Dataset items:
========================

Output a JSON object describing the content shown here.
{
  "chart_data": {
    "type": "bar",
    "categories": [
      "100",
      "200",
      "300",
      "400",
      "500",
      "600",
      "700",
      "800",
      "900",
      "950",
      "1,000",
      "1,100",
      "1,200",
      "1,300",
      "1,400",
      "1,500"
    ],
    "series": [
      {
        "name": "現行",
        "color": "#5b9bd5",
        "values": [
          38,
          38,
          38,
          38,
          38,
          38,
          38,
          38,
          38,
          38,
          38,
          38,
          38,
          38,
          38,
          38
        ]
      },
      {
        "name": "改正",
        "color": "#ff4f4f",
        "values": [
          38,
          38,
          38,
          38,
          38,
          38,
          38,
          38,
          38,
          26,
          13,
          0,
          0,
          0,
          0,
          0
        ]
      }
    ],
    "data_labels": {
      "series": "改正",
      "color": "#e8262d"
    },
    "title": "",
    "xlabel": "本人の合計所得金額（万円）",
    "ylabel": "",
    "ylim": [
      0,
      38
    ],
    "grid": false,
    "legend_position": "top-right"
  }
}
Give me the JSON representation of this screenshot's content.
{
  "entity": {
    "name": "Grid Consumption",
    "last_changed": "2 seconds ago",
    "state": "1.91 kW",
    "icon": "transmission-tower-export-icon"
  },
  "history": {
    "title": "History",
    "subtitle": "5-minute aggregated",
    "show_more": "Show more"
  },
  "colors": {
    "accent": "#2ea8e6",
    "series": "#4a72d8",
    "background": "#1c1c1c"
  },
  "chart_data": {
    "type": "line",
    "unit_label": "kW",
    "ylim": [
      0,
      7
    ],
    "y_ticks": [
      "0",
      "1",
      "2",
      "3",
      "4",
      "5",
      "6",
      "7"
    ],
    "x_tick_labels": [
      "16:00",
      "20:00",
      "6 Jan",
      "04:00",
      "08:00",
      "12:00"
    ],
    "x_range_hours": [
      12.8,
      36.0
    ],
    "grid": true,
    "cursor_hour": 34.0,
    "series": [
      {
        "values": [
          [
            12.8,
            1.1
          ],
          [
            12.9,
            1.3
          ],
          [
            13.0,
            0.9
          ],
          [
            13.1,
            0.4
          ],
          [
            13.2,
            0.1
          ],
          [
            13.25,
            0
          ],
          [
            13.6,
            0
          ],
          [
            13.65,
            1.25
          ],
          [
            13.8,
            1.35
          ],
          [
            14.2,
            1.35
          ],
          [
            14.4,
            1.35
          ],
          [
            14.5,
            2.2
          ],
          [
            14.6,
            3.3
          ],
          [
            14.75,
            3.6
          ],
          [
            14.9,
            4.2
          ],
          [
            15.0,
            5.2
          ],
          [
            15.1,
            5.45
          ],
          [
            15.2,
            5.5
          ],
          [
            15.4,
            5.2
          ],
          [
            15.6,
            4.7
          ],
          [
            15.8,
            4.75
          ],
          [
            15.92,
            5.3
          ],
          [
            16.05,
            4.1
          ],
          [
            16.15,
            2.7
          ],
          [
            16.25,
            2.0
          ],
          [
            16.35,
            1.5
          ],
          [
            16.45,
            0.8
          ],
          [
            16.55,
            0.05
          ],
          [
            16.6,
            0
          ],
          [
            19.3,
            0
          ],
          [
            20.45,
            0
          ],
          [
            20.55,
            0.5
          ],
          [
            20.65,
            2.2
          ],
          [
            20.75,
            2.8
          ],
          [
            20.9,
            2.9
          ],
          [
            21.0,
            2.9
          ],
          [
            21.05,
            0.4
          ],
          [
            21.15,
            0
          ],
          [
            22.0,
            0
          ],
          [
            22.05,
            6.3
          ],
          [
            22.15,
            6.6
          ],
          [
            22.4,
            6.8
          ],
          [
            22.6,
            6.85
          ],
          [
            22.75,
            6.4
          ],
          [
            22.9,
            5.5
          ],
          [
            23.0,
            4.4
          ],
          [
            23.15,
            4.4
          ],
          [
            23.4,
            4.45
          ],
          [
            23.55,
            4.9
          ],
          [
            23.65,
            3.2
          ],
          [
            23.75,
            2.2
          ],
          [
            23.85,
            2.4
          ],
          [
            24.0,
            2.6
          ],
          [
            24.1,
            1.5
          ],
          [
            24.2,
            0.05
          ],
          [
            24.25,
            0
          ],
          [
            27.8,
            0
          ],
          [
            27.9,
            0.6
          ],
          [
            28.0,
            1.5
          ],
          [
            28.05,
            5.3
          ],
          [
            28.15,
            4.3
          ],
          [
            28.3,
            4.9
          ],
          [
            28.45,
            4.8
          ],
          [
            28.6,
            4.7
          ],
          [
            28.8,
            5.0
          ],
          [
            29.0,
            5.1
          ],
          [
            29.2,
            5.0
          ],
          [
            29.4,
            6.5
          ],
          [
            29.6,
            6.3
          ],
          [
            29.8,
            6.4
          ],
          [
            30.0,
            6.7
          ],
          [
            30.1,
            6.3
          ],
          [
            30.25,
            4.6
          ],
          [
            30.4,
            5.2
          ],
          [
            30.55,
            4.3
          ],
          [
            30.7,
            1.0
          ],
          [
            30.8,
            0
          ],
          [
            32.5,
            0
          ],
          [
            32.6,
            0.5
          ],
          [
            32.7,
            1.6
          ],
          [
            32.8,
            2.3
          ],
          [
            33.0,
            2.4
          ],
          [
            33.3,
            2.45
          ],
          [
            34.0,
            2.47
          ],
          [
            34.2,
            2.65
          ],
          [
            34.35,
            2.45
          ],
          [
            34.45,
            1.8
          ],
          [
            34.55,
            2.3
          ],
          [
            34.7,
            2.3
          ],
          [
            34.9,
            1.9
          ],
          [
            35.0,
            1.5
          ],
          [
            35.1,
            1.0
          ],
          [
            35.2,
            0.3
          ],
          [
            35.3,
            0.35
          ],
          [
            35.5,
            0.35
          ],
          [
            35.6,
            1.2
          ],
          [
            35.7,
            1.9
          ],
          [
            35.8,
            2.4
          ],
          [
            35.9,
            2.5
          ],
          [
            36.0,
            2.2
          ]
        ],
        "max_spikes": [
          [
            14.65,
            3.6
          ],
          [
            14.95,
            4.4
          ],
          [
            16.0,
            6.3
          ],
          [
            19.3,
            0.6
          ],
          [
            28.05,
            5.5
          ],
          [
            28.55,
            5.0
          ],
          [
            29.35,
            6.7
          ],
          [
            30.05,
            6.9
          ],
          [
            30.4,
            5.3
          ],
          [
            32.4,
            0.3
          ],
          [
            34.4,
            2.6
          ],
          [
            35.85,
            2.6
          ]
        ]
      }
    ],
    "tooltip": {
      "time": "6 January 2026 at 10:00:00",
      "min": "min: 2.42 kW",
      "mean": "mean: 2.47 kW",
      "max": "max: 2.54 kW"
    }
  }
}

========================

> _WRITTEN PROBLEM_
Set down all of the records shown above once more, exactly.

> _TASK OUTPUT_
Output a JSON object describing the content shown here.
{
  "chart_data": {
    "type": "bar",
    "categories": [
      "100",
      "200",
      "300",
      "400",
      "500",
      "600",
      "700",
      "800",
      "900",
      "950",
      "1,000",
      "1,100",
      "1,200",
      "1,300",
      "1,400",
      "1,500"
    ],
    "series": [
      {
        "name": "現行",
        "color": "#5b9bd5",
        "values": [
          38,
          38,
          38,
          38,
          38,
          38,
          38,
          38,
          38,
          38,
          38,
          38,
          38,
          38,
          38,
          38
        ]
      },
      {
        "name": "改正",
        "color": "#ff4f4f",
        "values": [
          38,
          38,
          38,
          38,
          38,
          38,
          38,
          38,
          38,
          26,
          13,
          0,
          0,
          0,
          0,
          0
        ]
      }
    ],
    "data_labels": {
      "series": "改正",
      "color": "#e8262d"
    },
    "title": "",
    "xlabel": "本人の合計所得金額（万円）",
    "ylabel": "",
    "ylim": [
      0,
      38
    ],
    "grid": false,
    "legend_position": "top-right"
  }
}
Give me the JSON representation of this screenshot's content.
{
  "entity": {
    "name": "Grid Consumption",
    "last_changed": "2 seconds ago",
    "state": "1.91 kW",
    "icon": "transmission-tower-export-icon"
  },
  "history": {
    "title": "History",
    "subtitle": "5-minute aggregated",
    "show_more": "Show more"
  },
  "colors": {
    "accent": "#2ea8e6",
    "series": "#4a72d8",
    "background": "#1c1c1c"
  },
  "chart_data": {
    "type": "line",
    "unit_label": "kW",
    "ylim": [
      0,
      7
    ],
    "y_ticks": [
      "0",
      "1",
      "2",
      "3",
      "4",
      "5",
      "6",
      "7"
    ],
    "x_tick_labels": [
      "16:00",
      "20:00",
      "6 Jan",
      "04:00",
      "08:00",
      "12:00"
    ],
    "x_range_hours": [
      12.8,
      36.0
    ],
    "grid": true,
    "cursor_hour": 34.0,
    "series": [
      {
        "values": [
          [
            12.8,
            1.1
          ],
          [
            12.9,
            1.3
          ],
          [
            13.0,
            0.9
          ],
          [
            13.1,
            0.4
          ],
          [
            13.2,
            0.1
          ],
          [
            13.25,
            0
          ],
          [
            13.6,
            0
          ],
          [
            13.65,
            1.25
          ],
          [
            13.8,
            1.35
          ],
          [
            14.2,
            1.35
          ],
          [
            14.4,
            1.35
          ],
          [
            14.5,
            2.2
          ],
          [
            14.6,
            3.3
          ],
          [
            14.75,
            3.6
          ],
          [
            14.9,
            4.2
          ],
          [
            15.0,
            5.2
          ],
          [
            15.1,
            5.45
          ],
          [
            15.2,
            5.5
          ],
          [
            15.4,
            5.2
          ],
          [
            15.6,
            4.7
          ],
          [
            15.8,
            4.75
          ],
          [
            15.92,
            5.3
          ],
          [
            16.05,
            4.1
          ],
          [
            16.15,
            2.7
          ],
          [
            16.25,
            2.0
          ],
          [
            16.35,
            1.5
          ],
          [
            16.45,
            0.8
          ],
          [
            16.55,
            0.05
          ],
          [
            16.6,
            0
          ],
          [
            19.3,
            0
          ],
          [
            20.45,
            0
          ],
          [
            20.55,
            0.5
          ],
          [
            20.65,
            2.2
          ],
          [
            20.75,
            2.8
          ],
          [
            20.9,
            2.9
          ],
          [
            21.0,
            2.9
          ],
          [
            21.05,
            0.4
          ],
          [
            21.15,
            0
          ],
          [
            22.0,
            0
          ],
          [
            22.05,
            6.3
          ],
          [
            22.15,
            6.6
          ],
          [
            22.4,
            6.8
          ],
          [
            22.6,
            6.85
          ],
          [
            22.75,
            6.4
          ],
          [
            22.9,
            5.5
          ],
          [
            23.0,
            4.4
          ],
          [
            23.15,
            4.4
          ],
          [
            23.4,
            4.45
          ],
          [
            23.55,
            4.9
          ],
          [
            23.65,
            3.2
          ],
          [
            23.75,
            2.2
          ],
          [
            23.85,
            2.4
          ],
          [
            24.0,
            2.6
          ],
          [
            24.1,
            1.5
          ],
          [
            24.2,
            0.05
          ],
          [
            24.25,
            0
          ],
          [
            27.8,
            0
          ],
          [
            27.9,
            0.6
          ],
          [
            28.0,
            1.5
          ],
          [
            28.05,
            5.3
          ],
          [
            28.15,
            4.3
          ],
          [
            28.3,
            4.9
          ],
          [
            28.45,
            4.8
          ],
          [
            28.6,
            4.7
          ],
          [
            28.8,
            5.0
          ],
          [
            29.0,
            5.1
          ],
          [
            29.2,
            5.0
          ],
          [
            29.4,
            6.5
          ],
          [
            29.6,
            6.3
          ],
          [
            29.8,
            6.4
          ],
          [
            30.0,
            6.7
          ],
          [
            30.1,
            6.3
          ],
          [
            30.25,
            4.6
          ],
          [
            30.4,
            5.2
          ],
          [
            30.55,
            4.3
          ],
          [
            30.7,
            1.0
          ],
          [
            30.8,
            0
          ],
          [
            32.5,
            0
          ],
          [
            32.6,
            0.5
          ],
          [
            32.7,
            1.6
          ],
          [
            32.8,
            2.3
          ],
          [
            33.0,
            2.4
          ],
          [
            33.3,
            2.45
          ],
          [
            34.0,
            2.47
          ],
          [
            34.2,
            2.65
          ],
          [
            34.35,
            2.45
          ],
          [
            34.45,
            1.8
          ],
          [
            34.55,
            2.3
          ],
          [
            34.7,
            2.3
          ],
          [
            34.9,
            1.9
          ],
          [
            35.0,
            1.5
          ],
          [
            35.1,
            1.0
          ],
          [
            35.2,
            0.3
          ],
          [
            35.3,
            0.35
          ],
          [
            35.5,
            0.35
          ],
          [
            35.6,
            1.2
          ],
          [
            35.7,
            1.9
          ],
          [
            35.8,
            2.4
          ],
          [
            35.9,
            2.5
          ],
          [
            36.0,
            2.2
          ]
        ],
        "max_spikes": [
          [
            14.65,
            3.6
          ],
          [
            14.95,
            4.4
          ],
          [
            16.0,
            6.3
          ],
          [
            19.3,
            0.6
          ],
          [
            28.05,
            5.5
          ],
          [
            28.55,
            5.0
          ],
          [
            29.35,
            6.7
          ],
          [
            30.05,
            6.9
          ],
          [
            30.4,
            5.3
          ],
          [
            32.4,
            0.3
          ],
          [
            34.4,
            2.6
          ],
          [
            35.85,
            2.6
          ]
        ]
      }
    ],
    "tooltip": {
      "time": "6 January 2026 at 10:00:00",
      "min": "min: 2.42 kW",
      "mean": "mean: 2.47 kW",
      "max": "max: 2.54 kW"
    }
  }
}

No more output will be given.